**Supplied records**.
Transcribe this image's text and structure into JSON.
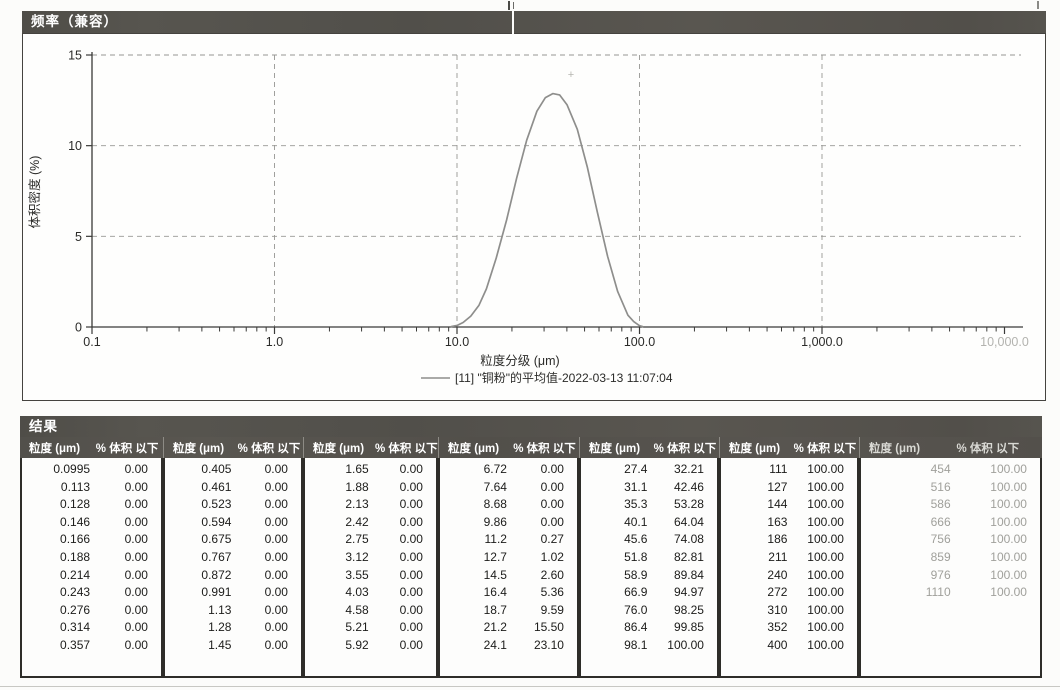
{
  "colors": {
    "bar_bg": "#55534d",
    "bar_text": "#ffffff",
    "curve": "#8e8e8c",
    "axis": "#3a3a38",
    "grid": "#979793",
    "tick_text": "#2b2b29",
    "faded_text": "#a0a09b",
    "faded_tick": "#b3b3af",
    "table_border": "#2e2d29"
  },
  "chart_panel": {
    "title": "频率（兼容）"
  },
  "chart_data": {
    "type": "line",
    "title": "频率（兼容）",
    "xlabel": "粒度分级 (μm)",
    "ylabel": "体积密度 (%)",
    "x_scale": "log",
    "xlim": [
      0.1,
      10000
    ],
    "ylim": [
      0,
      15
    ],
    "y_ticks": [
      0,
      5,
      10,
      15
    ],
    "x_tick_values": [
      0.1,
      1,
      10,
      100,
      1000,
      10000
    ],
    "x_tick_labels": [
      "0.1",
      "1.0",
      "10.0",
      "100.0",
      "1,000.0",
      "10,000.0"
    ],
    "grid": "dashed",
    "legend_position": "bottom-center",
    "legend": "[11] \"铜粉\"的平均值-2022-03-13 11:07:04",
    "series": [
      {
        "name": "[11] \"铜粉\"的平均值-2022-03-13 11:07:04",
        "color": "#8e8e8c",
        "points": [
          [
            9.3,
            0.02
          ],
          [
            10,
            0.08
          ],
          [
            10.8,
            0.25
          ],
          [
            11.9,
            0.6
          ],
          [
            13.2,
            1.2
          ],
          [
            14.5,
            2.1
          ],
          [
            16.4,
            3.8
          ],
          [
            18.7,
            5.9
          ],
          [
            21.2,
            8.2
          ],
          [
            24.1,
            10.3
          ],
          [
            27.4,
            11.9
          ],
          [
            30.5,
            12.65
          ],
          [
            33.5,
            12.87
          ],
          [
            36.5,
            12.8
          ],
          [
            40.1,
            12.25
          ],
          [
            45.6,
            10.9
          ],
          [
            51.8,
            8.8
          ],
          [
            58.9,
            6.3
          ],
          [
            66.9,
            3.9
          ],
          [
            76,
            1.95
          ],
          [
            86.4,
            0.65
          ],
          [
            93,
            0.3
          ],
          [
            100,
            0.07
          ],
          [
            104,
            0.02
          ]
        ]
      }
    ]
  },
  "results": {
    "title": "结果",
    "col_headers": {
      "size": "粒度 (μm)",
      "pct": "% 体积 以下"
    },
    "group_widths": [
      143,
      140,
      135,
      141,
      140,
      140,
      183
    ],
    "groups": [
      {
        "faded": false,
        "rows": [
          [
            "0.0995",
            "0.00"
          ],
          [
            "0.113",
            "0.00"
          ],
          [
            "0.128",
            "0.00"
          ],
          [
            "0.146",
            "0.00"
          ],
          [
            "0.166",
            "0.00"
          ],
          [
            "0.188",
            "0.00"
          ],
          [
            "0.214",
            "0.00"
          ],
          [
            "0.243",
            "0.00"
          ],
          [
            "0.276",
            "0.00"
          ],
          [
            "0.314",
            "0.00"
          ],
          [
            "0.357",
            "0.00"
          ]
        ]
      },
      {
        "faded": false,
        "rows": [
          [
            "0.405",
            "0.00"
          ],
          [
            "0.461",
            "0.00"
          ],
          [
            "0.523",
            "0.00"
          ],
          [
            "0.594",
            "0.00"
          ],
          [
            "0.675",
            "0.00"
          ],
          [
            "0.767",
            "0.00"
          ],
          [
            "0.872",
            "0.00"
          ],
          [
            "0.991",
            "0.00"
          ],
          [
            "1.13",
            "0.00"
          ],
          [
            "1.28",
            "0.00"
          ],
          [
            "1.45",
            "0.00"
          ]
        ]
      },
      {
        "faded": false,
        "rows": [
          [
            "1.65",
            "0.00"
          ],
          [
            "1.88",
            "0.00"
          ],
          [
            "2.13",
            "0.00"
          ],
          [
            "2.42",
            "0.00"
          ],
          [
            "2.75",
            "0.00"
          ],
          [
            "3.12",
            "0.00"
          ],
          [
            "3.55",
            "0.00"
          ],
          [
            "4.03",
            "0.00"
          ],
          [
            "4.58",
            "0.00"
          ],
          [
            "5.21",
            "0.00"
          ],
          [
            "5.92",
            "0.00"
          ]
        ]
      },
      {
        "faded": false,
        "rows": [
          [
            "6.72",
            "0.00"
          ],
          [
            "7.64",
            "0.00"
          ],
          [
            "8.68",
            "0.00"
          ],
          [
            "9.86",
            "0.00"
          ],
          [
            "11.2",
            "0.27"
          ],
          [
            "12.7",
            "1.02"
          ],
          [
            "14.5",
            "2.60"
          ],
          [
            "16.4",
            "5.36"
          ],
          [
            "18.7",
            "9.59"
          ],
          [
            "21.2",
            "15.50"
          ],
          [
            "24.1",
            "23.10"
          ]
        ]
      },
      {
        "faded": false,
        "rows": [
          [
            "27.4",
            "32.21"
          ],
          [
            "31.1",
            "42.46"
          ],
          [
            "35.3",
            "53.28"
          ],
          [
            "40.1",
            "64.04"
          ],
          [
            "45.6",
            "74.08"
          ],
          [
            "51.8",
            "82.81"
          ],
          [
            "58.9",
            "89.84"
          ],
          [
            "66.9",
            "94.97"
          ],
          [
            "76.0",
            "98.25"
          ],
          [
            "86.4",
            "99.85"
          ],
          [
            "98.1",
            "100.00"
          ]
        ]
      },
      {
        "faded": false,
        "rows": [
          [
            "111",
            "100.00"
          ],
          [
            "127",
            "100.00"
          ],
          [
            "144",
            "100.00"
          ],
          [
            "163",
            "100.00"
          ],
          [
            "186",
            "100.00"
          ],
          [
            "211",
            "100.00"
          ],
          [
            "240",
            "100.00"
          ],
          [
            "272",
            "100.00"
          ],
          [
            "310",
            "100.00"
          ],
          [
            "352",
            "100.00"
          ],
          [
            "400",
            "100.00"
          ]
        ]
      },
      {
        "faded": true,
        "rows": [
          [
            "454",
            "100.00"
          ],
          [
            "516",
            "100.00"
          ],
          [
            "586",
            "100.00"
          ],
          [
            "666",
            "100.00"
          ],
          [
            "756",
            "100.00"
          ],
          [
            "859",
            "100.00"
          ],
          [
            "976",
            "100.00"
          ],
          [
            "1110",
            "100.00"
          ]
        ]
      }
    ]
  },
  "artifacts": {
    "cross": "+"
  }
}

**Stated task**. Report the number of lines above that contain the word "的平均值", and only that number.

**Task output**. 2